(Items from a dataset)
>> Begin

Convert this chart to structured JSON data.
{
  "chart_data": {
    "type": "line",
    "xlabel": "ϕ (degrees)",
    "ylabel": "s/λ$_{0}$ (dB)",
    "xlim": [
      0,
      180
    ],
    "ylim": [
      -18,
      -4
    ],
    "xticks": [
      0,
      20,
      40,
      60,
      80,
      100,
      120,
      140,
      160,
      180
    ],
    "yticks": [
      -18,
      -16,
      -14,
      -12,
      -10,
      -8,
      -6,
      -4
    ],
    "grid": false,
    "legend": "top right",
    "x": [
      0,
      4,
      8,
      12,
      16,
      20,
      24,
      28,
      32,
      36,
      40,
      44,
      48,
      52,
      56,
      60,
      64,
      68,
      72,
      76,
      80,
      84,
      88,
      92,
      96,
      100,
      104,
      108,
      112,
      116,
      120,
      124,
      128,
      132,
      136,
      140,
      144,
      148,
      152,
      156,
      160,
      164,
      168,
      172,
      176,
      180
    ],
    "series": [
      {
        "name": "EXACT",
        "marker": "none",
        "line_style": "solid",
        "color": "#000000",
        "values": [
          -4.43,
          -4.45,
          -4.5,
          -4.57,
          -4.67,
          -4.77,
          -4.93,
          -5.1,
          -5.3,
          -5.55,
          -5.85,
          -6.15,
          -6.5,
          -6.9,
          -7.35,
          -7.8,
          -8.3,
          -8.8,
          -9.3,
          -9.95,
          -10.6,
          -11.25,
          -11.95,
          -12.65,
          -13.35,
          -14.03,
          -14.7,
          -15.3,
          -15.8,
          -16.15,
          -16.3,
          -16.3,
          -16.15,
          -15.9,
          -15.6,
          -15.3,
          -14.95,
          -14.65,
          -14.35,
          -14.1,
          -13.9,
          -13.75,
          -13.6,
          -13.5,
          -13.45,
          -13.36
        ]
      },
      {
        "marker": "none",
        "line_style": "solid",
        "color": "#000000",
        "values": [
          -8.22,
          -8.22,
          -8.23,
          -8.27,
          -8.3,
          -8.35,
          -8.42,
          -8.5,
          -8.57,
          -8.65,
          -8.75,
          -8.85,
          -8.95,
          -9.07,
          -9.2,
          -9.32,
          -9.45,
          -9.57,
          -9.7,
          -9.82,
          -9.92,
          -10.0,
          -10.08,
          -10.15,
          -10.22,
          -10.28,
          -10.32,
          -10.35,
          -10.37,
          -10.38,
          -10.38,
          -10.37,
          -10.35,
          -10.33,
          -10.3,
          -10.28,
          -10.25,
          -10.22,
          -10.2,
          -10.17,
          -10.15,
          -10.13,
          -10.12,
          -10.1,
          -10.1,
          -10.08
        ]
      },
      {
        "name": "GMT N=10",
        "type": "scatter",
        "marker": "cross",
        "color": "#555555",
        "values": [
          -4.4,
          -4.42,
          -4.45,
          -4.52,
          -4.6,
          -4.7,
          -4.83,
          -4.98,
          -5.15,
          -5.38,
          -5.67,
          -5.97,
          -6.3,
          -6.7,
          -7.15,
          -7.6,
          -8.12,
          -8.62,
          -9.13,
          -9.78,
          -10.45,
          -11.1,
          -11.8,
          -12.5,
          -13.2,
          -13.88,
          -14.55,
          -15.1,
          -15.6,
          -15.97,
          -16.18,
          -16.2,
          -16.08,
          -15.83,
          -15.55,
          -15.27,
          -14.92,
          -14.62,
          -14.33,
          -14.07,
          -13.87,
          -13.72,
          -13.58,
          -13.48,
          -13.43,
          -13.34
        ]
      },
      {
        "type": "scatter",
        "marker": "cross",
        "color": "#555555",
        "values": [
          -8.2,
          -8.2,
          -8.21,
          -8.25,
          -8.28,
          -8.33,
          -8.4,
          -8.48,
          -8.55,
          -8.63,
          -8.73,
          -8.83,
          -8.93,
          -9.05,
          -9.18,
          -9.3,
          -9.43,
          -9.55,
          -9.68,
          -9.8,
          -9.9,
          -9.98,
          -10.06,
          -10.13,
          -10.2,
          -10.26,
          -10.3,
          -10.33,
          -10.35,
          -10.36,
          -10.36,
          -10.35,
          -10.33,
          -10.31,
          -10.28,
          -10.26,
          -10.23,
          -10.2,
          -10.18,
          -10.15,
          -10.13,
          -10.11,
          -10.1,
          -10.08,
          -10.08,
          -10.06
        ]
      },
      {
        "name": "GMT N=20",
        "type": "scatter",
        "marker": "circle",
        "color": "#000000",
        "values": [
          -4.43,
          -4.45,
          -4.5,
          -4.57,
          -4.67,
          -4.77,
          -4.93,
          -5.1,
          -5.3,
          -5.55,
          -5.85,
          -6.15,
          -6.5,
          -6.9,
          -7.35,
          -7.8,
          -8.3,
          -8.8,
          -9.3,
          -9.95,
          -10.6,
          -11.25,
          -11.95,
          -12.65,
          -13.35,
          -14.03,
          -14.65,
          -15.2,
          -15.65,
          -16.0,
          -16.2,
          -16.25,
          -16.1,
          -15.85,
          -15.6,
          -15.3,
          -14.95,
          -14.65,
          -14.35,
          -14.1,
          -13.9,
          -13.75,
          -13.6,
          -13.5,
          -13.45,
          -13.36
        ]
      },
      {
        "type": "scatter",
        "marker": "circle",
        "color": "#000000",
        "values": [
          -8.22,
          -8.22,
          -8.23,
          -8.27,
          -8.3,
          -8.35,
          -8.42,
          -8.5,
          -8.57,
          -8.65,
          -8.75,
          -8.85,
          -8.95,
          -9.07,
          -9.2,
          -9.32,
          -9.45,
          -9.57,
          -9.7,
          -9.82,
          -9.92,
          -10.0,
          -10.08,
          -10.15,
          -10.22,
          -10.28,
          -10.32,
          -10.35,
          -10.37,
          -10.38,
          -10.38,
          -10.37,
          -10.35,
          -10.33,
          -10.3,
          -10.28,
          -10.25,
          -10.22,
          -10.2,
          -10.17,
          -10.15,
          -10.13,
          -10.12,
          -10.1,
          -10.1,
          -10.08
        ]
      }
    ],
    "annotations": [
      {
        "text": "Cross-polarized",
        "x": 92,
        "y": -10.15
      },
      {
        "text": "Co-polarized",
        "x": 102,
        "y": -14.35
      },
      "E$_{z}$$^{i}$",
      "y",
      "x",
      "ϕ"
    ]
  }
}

>> End

▸ **THE TASK**:
Transcribe the material above word for word.

▸ **RESPONSE TO THIS EXERCISE**:
Convert this chart to structured JSON data.
{
  "chart_data": {
    "type": "line",
    "xlabel": "ϕ (degrees)",
    "ylabel": "s/λ$_{0}$ (dB)",
    "xlim": [
      0,
      180
    ],
    "ylim": [
      -18,
      -4
    ],
    "xticks": [
      0,
      20,
      40,
      60,
      80,
      100,
      120,
      140,
      160,
      180
    ],
    "yticks": [
      -18,
      -16,
      -14,
      -12,
      -10,
      -8,
      -6,
      -4
    ],
    "grid": false,
    "legend": "top right",
    "x": [
      0,
      4,
      8,
      12,
      16,
      20,
      24,
      28,
      32,
      36,
      40,
      44,
      48,
      52,
      56,
      60,
      64,
      68,
      72,
      76,
      80,
      84,
      88,
      92,
      96,
      100,
      104,
      108,
      112,
      116,
      120,
      124,
      128,
      132,
      136,
      140,
      144,
      148,
      152,
      156,
      160,
      164,
      168,
      172,
      176,
      180
    ],
    "series": [
      {
        "name": "EXACT",
        "marker": "none",
        "line_style": "solid",
        "color": "#000000",
        "values": [
          -4.43,
          -4.45,
          -4.5,
          -4.57,
          -4.67,
          -4.77,
          -4.93,
          -5.1,
          -5.3,
          -5.55,
          -5.85,
          -6.15,
          -6.5,
          -6.9,
          -7.35,
          -7.8,
          -8.3,
          -8.8,
          -9.3,
          -9.95,
          -10.6,
          -11.25,
          -11.95,
          -12.65,
          -13.35,
          -14.03,
          -14.7,
          -15.3,
          -15.8,
          -16.15,
          -16.3,
          -16.3,
          -16.15,
          -15.9,
          -15.6,
          -15.3,
          -14.95,
          -14.65,
          -14.35,
          -14.1,
          -13.9,
          -13.75,
          -13.6,
          -13.5,
          -13.45,
          -13.36
        ]
      },
      {
        "marker": "none",
        "line_style": "solid",
        "color": "#000000",
        "values": [
          -8.22,
          -8.22,
          -8.23,
          -8.27,
          -8.3,
          -8.35,
          -8.42,
          -8.5,
          -8.57,
          -8.65,
          -8.75,
          -8.85,
          -8.95,
          -9.07,
          -9.2,
          -9.32,
          -9.45,
          -9.57,
          -9.7,
          -9.82,
          -9.92,
          -10.0,
          -10.08,
          -10.15,
          -10.22,
          -10.28,
          -10.32,
          -10.35,
          -10.37,
          -10.38,
          -10.38,
          -10.37,
          -10.35,
          -10.33,
          -10.3,
          -10.28,
          -10.25,
          -10.22,
          -10.2,
          -10.17,
          -10.15,
          -10.13,
          -10.12,
          -10.1,
          -10.1,
          -10.08
        ]
      },
      {
        "name": "GMT N=10",
        "type": "scatter",
        "marker": "cross",
        "color": "#555555",
        "values": [
          -4.4,
          -4.42,
          -4.45,
          -4.52,
          -4.6,
          -4.7,
          -4.83,
          -4.98,
          -5.15,
          -5.38,
          -5.67,
          -5.97,
          -6.3,
          -6.7,
          -7.15,
          -7.6,
          -8.12,
          -8.62,
          -9.13,
          -9.78,
          -10.45,
          -11.1,
          -11.8,
          -12.5,
          -13.2,
          -13.88,
          -14.55,
          -15.1,
          -15.6,
          -15.97,
          -16.18,
          -16.2,
          -16.08,
          -15.83,
          -15.55,
          -15.27,
          -14.92,
          -14.62,
          -14.33,
          -14.07,
          -13.87,
          -13.72,
          -13.58,
          -13.48,
          -13.43,
          -13.34
        ]
      },
      {
        "type": "scatter",
        "marker": "cross",
        "color": "#555555",
        "values": [
          -8.2,
          -8.2,
          -8.21,
          -8.25,
          -8.28,
          -8.33,
          -8.4,
          -8.48,
          -8.55,
          -8.63,
          -8.73,
          -8.83,
          -8.93,
          -9.05,
          -9.18,
          -9.3,
          -9.43,
          -9.55,
          -9.68,
          -9.8,
          -9.9,
          -9.98,
          -10.06,
          -10.13,
          -10.2,
          -10.26,
          -10.3,
          -10.33,
          -10.35,
          -10.36,
          -10.36,
          -10.35,
          -10.33,
          -10.31,
          -10.28,
          -10.26,
          -10.23,
          -10.2,
          -10.18,
          -10.15,
          -10.13,
          -10.11,
          -10.1,
          -10.08,
          -10.08,
          -10.06
        ]
      },
      {
        "name": "GMT N=20",
        "type": "scatter",
        "marker": "circle",
        "color": "#000000",
        "values": [
          -4.43,
          -4.45,
          -4.5,
          -4.57,
          -4.67,
          -4.77,
          -4.93,
          -5.1,
          -5.3,
          -5.55,
          -5.85,
          -6.15,
          -6.5,
          -6.9,
          -7.35,
          -7.8,
          -8.3,
          -8.8,
          -9.3,
          -9.95,
          -10.6,
          -11.25,
          -11.95,
          -12.65,
          -13.35,
          -14.03,
          -14.65,
          -15.2,
          -15.65,
          -16.0,
          -16.2,
          -16.25,
          -16.1,
          -15.85,
          -15.6,
          -15.3,
          -14.95,
          -14.65,
          -14.35,
          -14.1,
          -13.9,
          -13.75,
          -13.6,
          -13.5,
          -13.45,
          -13.36
        ]
      },
      {
        "type": "scatter",
        "marker": "circle",
        "color": "#000000",
        "values": [
          -8.22,
          -8.22,
          -8.23,
          -8.27,
          -8.3,
          -8.35,
          -8.42,
          -8.5,
          -8.57,
          -8.65,
          -8.75,
          -8.85,
          -8.95,
          -9.07,
          -9.2,
          -9.32,
          -9.45,
          -9.57,
          -9.7,
          -9.82,
          -9.92,
          -10.0,
          -10.08,
          -10.15,
          -10.22,
          -10.28,
          -10.32,
          -10.35,
          -10.37,
          -10.38,
          -10.38,
          -10.37,
          -10.35,
          -10.33,
          -10.3,
          -10.28,
          -10.25,
          -10.22,
          -10.2,
          -10.17,
          -10.15,
          -10.13,
          -10.12,
          -10.1,
          -10.1,
          -10.08
        ]
      }
    ],
    "annotations": [
      {
        "text": "Cross-polarized",
        "x": 92,
        "y": -10.15
      },
      {
        "text": "Co-polarized",
        "x": 102,
        "y": -14.35
      },
      "E$_{z}$$^{i}$",
      "y",
      "x",
      "ϕ"
    ]
  }
}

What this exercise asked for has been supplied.